start Data excerpts

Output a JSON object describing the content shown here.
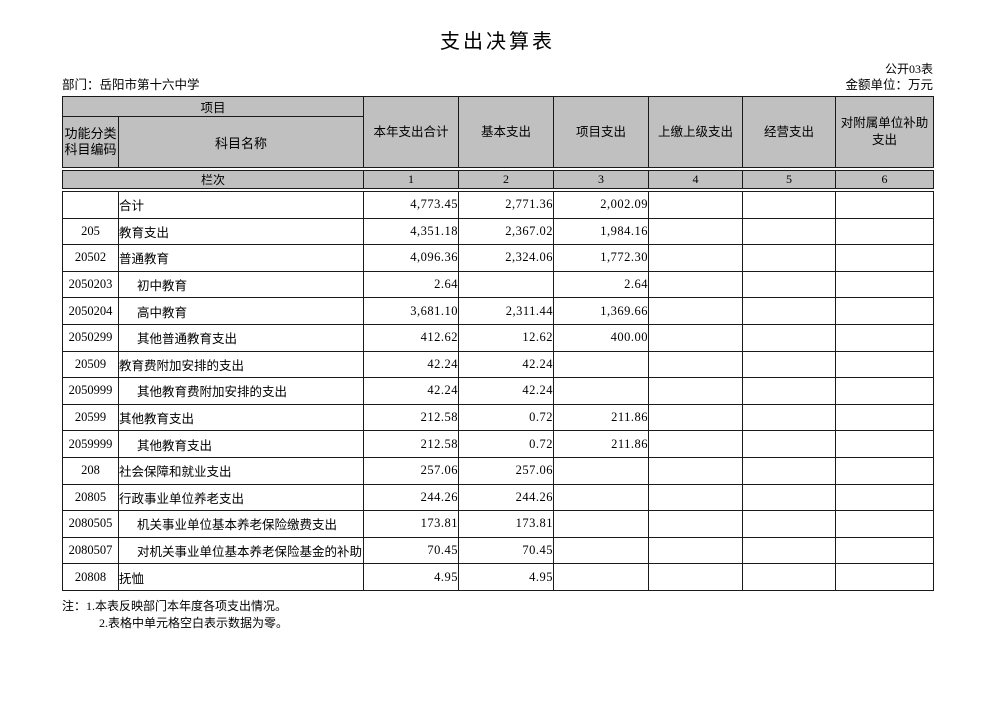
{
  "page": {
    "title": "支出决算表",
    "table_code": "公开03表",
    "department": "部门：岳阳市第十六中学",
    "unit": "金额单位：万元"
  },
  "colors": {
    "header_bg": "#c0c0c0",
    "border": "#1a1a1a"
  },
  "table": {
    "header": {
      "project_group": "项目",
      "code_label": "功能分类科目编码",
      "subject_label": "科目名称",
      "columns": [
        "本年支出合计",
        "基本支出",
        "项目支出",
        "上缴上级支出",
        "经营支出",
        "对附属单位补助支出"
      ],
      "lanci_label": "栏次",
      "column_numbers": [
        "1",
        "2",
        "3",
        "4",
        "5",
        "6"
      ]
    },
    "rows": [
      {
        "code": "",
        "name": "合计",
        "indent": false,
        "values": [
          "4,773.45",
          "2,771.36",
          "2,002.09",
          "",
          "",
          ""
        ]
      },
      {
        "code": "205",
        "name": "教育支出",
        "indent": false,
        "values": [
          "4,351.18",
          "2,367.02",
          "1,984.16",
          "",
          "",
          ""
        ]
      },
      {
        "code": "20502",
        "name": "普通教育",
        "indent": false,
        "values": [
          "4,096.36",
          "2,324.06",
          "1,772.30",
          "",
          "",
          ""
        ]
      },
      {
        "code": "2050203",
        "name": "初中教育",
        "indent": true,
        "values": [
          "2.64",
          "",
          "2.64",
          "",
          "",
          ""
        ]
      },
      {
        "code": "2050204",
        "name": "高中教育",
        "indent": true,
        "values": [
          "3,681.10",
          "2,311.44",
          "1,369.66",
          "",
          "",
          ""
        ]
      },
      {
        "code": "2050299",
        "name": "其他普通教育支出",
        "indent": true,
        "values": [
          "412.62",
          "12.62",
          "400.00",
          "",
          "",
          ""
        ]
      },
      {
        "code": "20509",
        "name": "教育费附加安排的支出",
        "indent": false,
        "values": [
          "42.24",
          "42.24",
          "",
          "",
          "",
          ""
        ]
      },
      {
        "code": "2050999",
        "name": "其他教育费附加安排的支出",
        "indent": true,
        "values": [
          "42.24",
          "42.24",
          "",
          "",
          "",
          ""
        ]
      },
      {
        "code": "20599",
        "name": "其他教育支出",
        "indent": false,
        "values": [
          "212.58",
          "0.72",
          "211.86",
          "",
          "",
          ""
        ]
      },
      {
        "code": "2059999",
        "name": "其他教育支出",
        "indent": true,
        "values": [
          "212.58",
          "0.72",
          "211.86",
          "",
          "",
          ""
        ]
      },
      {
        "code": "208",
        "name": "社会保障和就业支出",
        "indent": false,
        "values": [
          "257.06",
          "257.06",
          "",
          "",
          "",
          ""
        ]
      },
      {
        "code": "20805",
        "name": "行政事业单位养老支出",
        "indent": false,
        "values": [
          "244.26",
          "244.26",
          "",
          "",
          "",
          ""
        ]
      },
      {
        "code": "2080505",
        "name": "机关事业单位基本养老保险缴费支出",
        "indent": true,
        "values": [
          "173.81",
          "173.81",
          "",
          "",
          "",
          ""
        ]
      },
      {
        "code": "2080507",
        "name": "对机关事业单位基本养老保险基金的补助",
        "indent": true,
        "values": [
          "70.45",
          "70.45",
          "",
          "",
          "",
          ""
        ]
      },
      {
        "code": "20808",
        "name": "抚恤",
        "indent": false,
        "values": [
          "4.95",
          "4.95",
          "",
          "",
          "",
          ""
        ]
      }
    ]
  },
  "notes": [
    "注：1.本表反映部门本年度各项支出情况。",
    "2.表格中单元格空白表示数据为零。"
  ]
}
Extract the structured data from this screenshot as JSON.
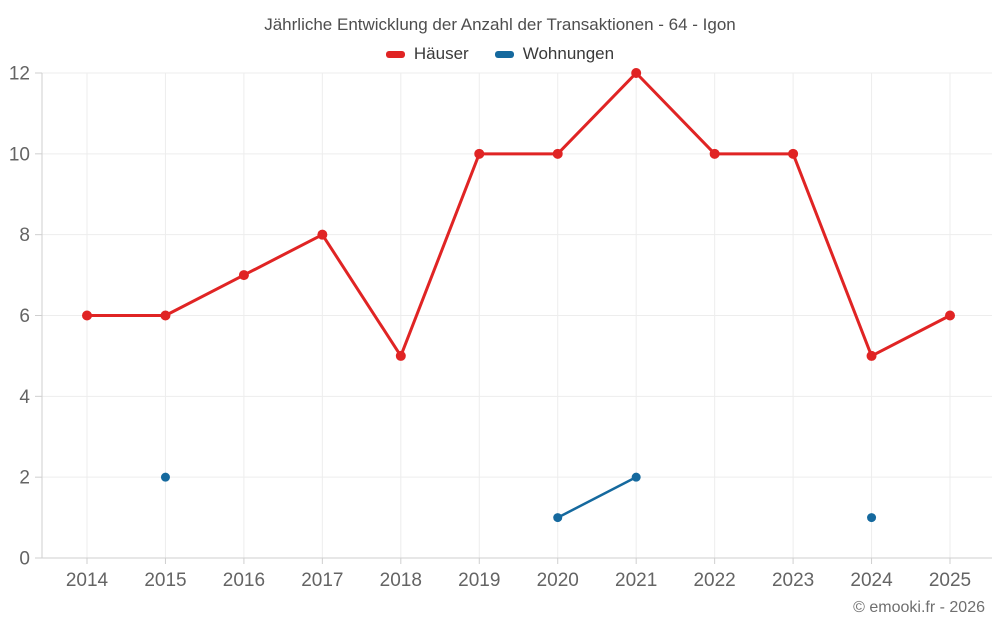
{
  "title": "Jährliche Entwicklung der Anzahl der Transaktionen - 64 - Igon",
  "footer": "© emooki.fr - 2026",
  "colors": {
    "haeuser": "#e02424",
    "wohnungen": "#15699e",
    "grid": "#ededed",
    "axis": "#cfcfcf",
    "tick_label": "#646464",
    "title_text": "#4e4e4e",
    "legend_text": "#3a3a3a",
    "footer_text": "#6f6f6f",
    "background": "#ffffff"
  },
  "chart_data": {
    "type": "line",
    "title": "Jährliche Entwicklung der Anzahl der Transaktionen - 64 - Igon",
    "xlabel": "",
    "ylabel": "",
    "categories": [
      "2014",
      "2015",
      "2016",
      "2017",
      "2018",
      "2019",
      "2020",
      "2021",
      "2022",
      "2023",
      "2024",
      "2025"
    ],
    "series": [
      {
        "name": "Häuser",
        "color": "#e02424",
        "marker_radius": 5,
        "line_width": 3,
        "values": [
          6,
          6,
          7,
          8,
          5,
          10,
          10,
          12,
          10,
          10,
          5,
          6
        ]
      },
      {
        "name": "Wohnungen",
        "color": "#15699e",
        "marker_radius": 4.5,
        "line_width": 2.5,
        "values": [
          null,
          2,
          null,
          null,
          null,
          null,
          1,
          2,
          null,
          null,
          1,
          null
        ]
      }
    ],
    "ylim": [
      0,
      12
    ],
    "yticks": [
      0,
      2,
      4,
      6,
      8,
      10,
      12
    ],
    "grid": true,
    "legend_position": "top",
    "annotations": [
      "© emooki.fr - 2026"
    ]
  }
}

end Data excerpts

▸ **What to produce**: Exclude the images, then output the data above word for word.

▸ **Solution to this exercise**:
Output a JSON object describing the content shown here.
{
  "page": {
    "title": "支出决算表",
    "table_code": "公开03表",
    "department": "部门：岳阳市第十六中学",
    "unit": "金额单位：万元"
  },
  "colors": {
    "header_bg": "#c0c0c0",
    "border": "#1a1a1a"
  },
  "table": {
    "header": {
      "project_group": "项目",
      "code_label": "功能分类科目编码",
      "subject_label": "科目名称",
      "columns": [
        "本年支出合计",
        "基本支出",
        "项目支出",
        "上缴上级支出",
        "经营支出",
        "对附属单位补助支出"
      ],
      "lanci_label": "栏次",
      "column_numbers": [
        "1",
        "2",
        "3",
        "4",
        "5",
        "6"
      ]
    },
    "rows": [
      {
        "code": "",
        "name": "合计",
        "indent": false,
        "values": [
          "4,773.45",
          "2,771.36",
          "2,002.09",
          "",
          "",
          ""
        ]
      },
      {
        "code": "205",
        "name": "教育支出",
        "indent": false,
        "values": [
          "4,351.18",
          "2,367.02",
          "1,984.16",
          "",
          "",
          ""
        ]
      },
      {
        "code": "20502",
        "name": "普通教育",
        "indent": false,
        "values": [
          "4,096.36",
          "2,324.06",
          "1,772.30",
          "",
          "",
          ""
        ]
      },
      {
        "code": "2050203",
        "name": "初中教育",
        "indent": true,
        "values": [
          "2.64",
          "",
          "2.64",
          "",
          "",
          ""
        ]
      },
      {
        "code": "2050204",
        "name": "高中教育",
        "indent": true,
        "values": [
          "3,681.10",
          "2,311.44",
          "1,369.66",
          "",
          "",
          ""
        ]
      },
      {
        "code": "2050299",
        "name": "其他普通教育支出",
        "indent": true,
        "values": [
          "412.62",
          "12.62",
          "400.00",
          "",
          "",
          ""
        ]
      },
      {
        "code": "20509",
        "name": "教育费附加安排的支出",
        "indent": false,
        "values": [
          "42.24",
          "42.24",
          "",
          "",
          "",
          ""
        ]
      },
      {
        "code": "2050999",
        "name": "其他教育费附加安排的支出",
        "indent": true,
        "values": [
          "42.24",
          "42.24",
          "",
          "",
          "",
          ""
        ]
      },
      {
        "code": "20599",
        "name": "其他教育支出",
        "indent": false,
        "values": [
          "212.58",
          "0.72",
          "211.86",
          "",
          "",
          ""
        ]
      },
      {
        "code": "2059999",
        "name": "其他教育支出",
        "indent": true,
        "values": [
          "212.58",
          "0.72",
          "211.86",
          "",
          "",
          ""
        ]
      },
      {
        "code": "208",
        "name": "社会保障和就业支出",
        "indent": false,
        "values": [
          "257.06",
          "257.06",
          "",
          "",
          "",
          ""
        ]
      },
      {
        "code": "20805",
        "name": "行政事业单位养老支出",
        "indent": false,
        "values": [
          "244.26",
          "244.26",
          "",
          "",
          "",
          ""
        ]
      },
      {
        "code": "2080505",
        "name": "机关事业单位基本养老保险缴费支出",
        "indent": true,
        "values": [
          "173.81",
          "173.81",
          "",
          "",
          "",
          ""
        ]
      },
      {
        "code": "2080507",
        "name": "对机关事业单位基本养老保险基金的补助",
        "indent": true,
        "values": [
          "70.45",
          "70.45",
          "",
          "",
          "",
          ""
        ]
      },
      {
        "code": "20808",
        "name": "抚恤",
        "indent": false,
        "values": [
          "4.95",
          "4.95",
          "",
          "",
          "",
          ""
        ]
      }
    ]
  },
  "notes": [
    "注：1.本表反映部门本年度各项支出情况。",
    "2.表格中单元格空白表示数据为零。"
  ]
}
Extract the structured data from this screenshot as JSON.
{
  "title": "Jährliche Entwicklung der Anzahl der Transaktionen - 64 - Igon",
  "footer": "© emooki.fr - 2026",
  "colors": {
    "haeuser": "#e02424",
    "wohnungen": "#15699e",
    "grid": "#ededed",
    "axis": "#cfcfcf",
    "tick_label": "#646464",
    "title_text": "#4e4e4e",
    "legend_text": "#3a3a3a",
    "footer_text": "#6f6f6f",
    "background": "#ffffff"
  },
  "chart_data": {
    "type": "line",
    "title": "Jährliche Entwicklung der Anzahl der Transaktionen - 64 - Igon",
    "xlabel": "",
    "ylabel": "",
    "categories": [
      "2014",
      "2015",
      "2016",
      "2017",
      "2018",
      "2019",
      "2020",
      "2021",
      "2022",
      "2023",
      "2024",
      "2025"
    ],
    "series": [
      {
        "name": "Häuser",
        "color": "#e02424",
        "marker_radius": 5,
        "line_width": 3,
        "values": [
          6,
          6,
          7,
          8,
          5,
          10,
          10,
          12,
          10,
          10,
          5,
          6
        ]
      },
      {
        "name": "Wohnungen",
        "color": "#15699e",
        "marker_radius": 4.5,
        "line_width": 2.5,
        "values": [
          null,
          2,
          null,
          null,
          null,
          null,
          1,
          2,
          null,
          null,
          1,
          null
        ]
      }
    ],
    "ylim": [
      0,
      12
    ],
    "yticks": [
      0,
      2,
      4,
      6,
      8,
      10,
      12
    ],
    "grid": true,
    "legend_position": "top",
    "annotations": [
      "© emooki.fr - 2026"
    ]
  }
}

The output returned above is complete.